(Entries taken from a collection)

===============

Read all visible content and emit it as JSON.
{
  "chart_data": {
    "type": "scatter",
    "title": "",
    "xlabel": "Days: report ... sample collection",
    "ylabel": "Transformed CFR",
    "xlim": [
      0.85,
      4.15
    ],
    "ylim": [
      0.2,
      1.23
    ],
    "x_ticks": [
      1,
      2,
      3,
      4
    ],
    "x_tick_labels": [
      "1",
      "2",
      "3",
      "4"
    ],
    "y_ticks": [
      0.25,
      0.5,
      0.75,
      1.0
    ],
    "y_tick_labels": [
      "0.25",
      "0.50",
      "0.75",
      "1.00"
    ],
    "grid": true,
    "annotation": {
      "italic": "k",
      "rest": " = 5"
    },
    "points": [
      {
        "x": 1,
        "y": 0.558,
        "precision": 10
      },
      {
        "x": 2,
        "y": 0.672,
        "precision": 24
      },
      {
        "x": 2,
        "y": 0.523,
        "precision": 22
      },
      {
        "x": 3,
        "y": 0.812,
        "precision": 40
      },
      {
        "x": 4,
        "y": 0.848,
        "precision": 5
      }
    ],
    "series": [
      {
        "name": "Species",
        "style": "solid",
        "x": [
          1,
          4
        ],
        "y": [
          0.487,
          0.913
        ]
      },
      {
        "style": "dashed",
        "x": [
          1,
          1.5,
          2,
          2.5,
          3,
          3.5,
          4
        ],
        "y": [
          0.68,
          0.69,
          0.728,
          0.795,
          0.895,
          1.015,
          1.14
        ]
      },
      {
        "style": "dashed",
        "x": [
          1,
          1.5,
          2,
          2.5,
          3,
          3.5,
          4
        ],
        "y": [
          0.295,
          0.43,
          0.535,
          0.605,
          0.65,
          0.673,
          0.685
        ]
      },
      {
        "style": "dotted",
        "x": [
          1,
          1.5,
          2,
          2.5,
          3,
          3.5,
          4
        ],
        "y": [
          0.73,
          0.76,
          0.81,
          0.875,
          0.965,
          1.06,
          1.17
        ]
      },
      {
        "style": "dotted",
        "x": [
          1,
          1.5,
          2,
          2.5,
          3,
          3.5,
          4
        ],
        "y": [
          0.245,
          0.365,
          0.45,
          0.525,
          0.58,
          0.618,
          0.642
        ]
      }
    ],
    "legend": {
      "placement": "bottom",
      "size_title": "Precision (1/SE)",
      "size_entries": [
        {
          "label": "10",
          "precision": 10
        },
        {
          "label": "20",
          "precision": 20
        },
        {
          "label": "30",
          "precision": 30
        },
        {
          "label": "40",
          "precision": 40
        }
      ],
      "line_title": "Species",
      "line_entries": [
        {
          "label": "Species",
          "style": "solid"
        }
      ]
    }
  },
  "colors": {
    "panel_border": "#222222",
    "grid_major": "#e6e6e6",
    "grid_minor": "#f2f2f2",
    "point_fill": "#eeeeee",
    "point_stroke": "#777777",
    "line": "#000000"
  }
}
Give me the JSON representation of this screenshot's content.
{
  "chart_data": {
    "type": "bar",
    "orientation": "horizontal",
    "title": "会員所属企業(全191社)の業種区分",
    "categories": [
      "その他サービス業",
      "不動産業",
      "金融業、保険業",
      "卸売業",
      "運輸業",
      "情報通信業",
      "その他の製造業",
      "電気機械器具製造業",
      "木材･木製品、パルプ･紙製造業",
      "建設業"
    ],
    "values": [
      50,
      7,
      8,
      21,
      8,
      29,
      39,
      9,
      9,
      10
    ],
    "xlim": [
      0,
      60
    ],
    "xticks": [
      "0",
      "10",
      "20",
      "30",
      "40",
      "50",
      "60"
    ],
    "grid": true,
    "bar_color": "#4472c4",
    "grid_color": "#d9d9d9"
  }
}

===============

Problem description —
Write out the material from the first line to the last, exactly.

Problem solution —
Read all visible content and emit it as JSON.
{
  "chart_data": {
    "type": "scatter",
    "title": "",
    "xlabel": "Days: report ... sample collection",
    "ylabel": "Transformed CFR",
    "xlim": [
      0.85,
      4.15
    ],
    "ylim": [
      0.2,
      1.23
    ],
    "x_ticks": [
      1,
      2,
      3,
      4
    ],
    "x_tick_labels": [
      "1",
      "2",
      "3",
      "4"
    ],
    "y_ticks": [
      0.25,
      0.5,
      0.75,
      1.0
    ],
    "y_tick_labels": [
      "0.25",
      "0.50",
      "0.75",
      "1.00"
    ],
    "grid": true,
    "annotation": {
      "italic": "k",
      "rest": " = 5"
    },
    "points": [
      {
        "x": 1,
        "y": 0.558,
        "precision": 10
      },
      {
        "x": 2,
        "y": 0.672,
        "precision": 24
      },
      {
        "x": 2,
        "y": 0.523,
        "precision": 22
      },
      {
        "x": 3,
        "y": 0.812,
        "precision": 40
      },
      {
        "x": 4,
        "y": 0.848,
        "precision": 5
      }
    ],
    "series": [
      {
        "name": "Species",
        "style": "solid",
        "x": [
          1,
          4
        ],
        "y": [
          0.487,
          0.913
        ]
      },
      {
        "style": "dashed",
        "x": [
          1,
          1.5,
          2,
          2.5,
          3,
          3.5,
          4
        ],
        "y": [
          0.68,
          0.69,
          0.728,
          0.795,
          0.895,
          1.015,
          1.14
        ]
      },
      {
        "style": "dashed",
        "x": [
          1,
          1.5,
          2,
          2.5,
          3,
          3.5,
          4
        ],
        "y": [
          0.295,
          0.43,
          0.535,
          0.605,
          0.65,
          0.673,
          0.685
        ]
      },
      {
        "style": "dotted",
        "x": [
          1,
          1.5,
          2,
          2.5,
          3,
          3.5,
          4
        ],
        "y": [
          0.73,
          0.76,
          0.81,
          0.875,
          0.965,
          1.06,
          1.17
        ]
      },
      {
        "style": "dotted",
        "x": [
          1,
          1.5,
          2,
          2.5,
          3,
          3.5,
          4
        ],
        "y": [
          0.245,
          0.365,
          0.45,
          0.525,
          0.58,
          0.618,
          0.642
        ]
      }
    ],
    "legend": {
      "placement": "bottom",
      "size_title": "Precision (1/SE)",
      "size_entries": [
        {
          "label": "10",
          "precision": 10
        },
        {
          "label": "20",
          "precision": 20
        },
        {
          "label": "30",
          "precision": 30
        },
        {
          "label": "40",
          "precision": 40
        }
      ],
      "line_title": "Species",
      "line_entries": [
        {
          "label": "Species",
          "style": "solid"
        }
      ]
    }
  },
  "colors": {
    "panel_border": "#222222",
    "grid_major": "#e6e6e6",
    "grid_minor": "#f2f2f2",
    "point_fill": "#eeeeee",
    "point_stroke": "#777777",
    "line": "#000000"
  }
}
Give me the JSON representation of this screenshot's content.
{
  "chart_data": {
    "type": "bar",
    "orientation": "horizontal",
    "title": "会員所属企業(全191社)の業種区分",
    "categories": [
      "その他サービス業",
      "不動産業",
      "金融業、保険業",
      "卸売業",
      "運輸業",
      "情報通信業",
      "その他の製造業",
      "電気機械器具製造業",
      "木材･木製品、パルプ･紙製造業",
      "建設業"
    ],
    "values": [
      50,
      7,
      8,
      21,
      8,
      29,
      39,
      9,
      9,
      10
    ],
    "xlim": [
      0,
      60
    ],
    "xticks": [
      "0",
      "10",
      "20",
      "30",
      "40",
      "50",
      "60"
    ],
    "grid": true,
    "bar_color": "#4472c4",
    "grid_color": "#d9d9d9"
  }
}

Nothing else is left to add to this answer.